— BEGIN Entries shown —

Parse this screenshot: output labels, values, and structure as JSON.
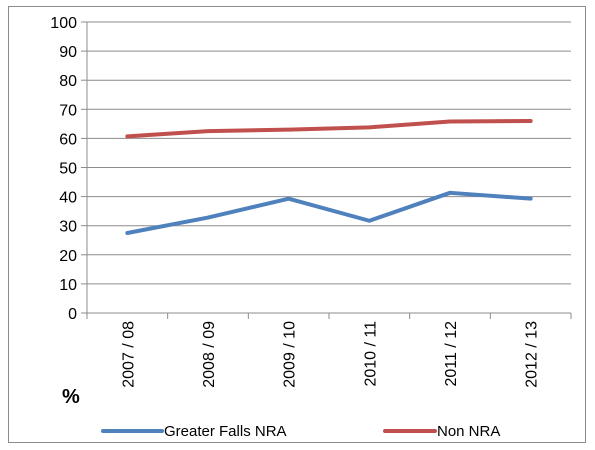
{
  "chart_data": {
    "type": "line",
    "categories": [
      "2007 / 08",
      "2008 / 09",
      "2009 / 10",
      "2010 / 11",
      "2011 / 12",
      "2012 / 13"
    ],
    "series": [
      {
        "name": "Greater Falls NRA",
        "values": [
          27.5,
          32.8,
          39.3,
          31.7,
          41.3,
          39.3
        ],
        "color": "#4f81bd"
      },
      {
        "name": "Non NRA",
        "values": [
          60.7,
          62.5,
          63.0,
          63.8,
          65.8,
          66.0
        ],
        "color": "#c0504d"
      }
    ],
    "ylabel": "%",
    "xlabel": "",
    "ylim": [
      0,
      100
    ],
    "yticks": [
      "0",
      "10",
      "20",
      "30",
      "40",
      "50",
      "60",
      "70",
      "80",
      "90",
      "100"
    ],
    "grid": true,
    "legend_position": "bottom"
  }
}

— END Entries shown —

Exercise goal
Write out every record above exactly as it stands, but leave out the pictures.

Exercise result
Parse this screenshot: output labels, values, and structure as JSON.
{
  "chart_data": {
    "type": "line",
    "categories": [
      "2007 / 08",
      "2008 / 09",
      "2009 / 10",
      "2010 / 11",
      "2011 / 12",
      "2012 / 13"
    ],
    "series": [
      {
        "name": "Greater Falls NRA",
        "values": [
          27.5,
          32.8,
          39.3,
          31.7,
          41.3,
          39.3
        ],
        "color": "#4f81bd"
      },
      {
        "name": "Non NRA",
        "values": [
          60.7,
          62.5,
          63.0,
          63.8,
          65.8,
          66.0
        ],
        "color": "#c0504d"
      }
    ],
    "ylabel": "%",
    "xlabel": "",
    "ylim": [
      0,
      100
    ],
    "yticks": [
      "0",
      "10",
      "20",
      "30",
      "40",
      "50",
      "60",
      "70",
      "80",
      "90",
      "100"
    ],
    "grid": true,
    "legend_position": "bottom"
  }
}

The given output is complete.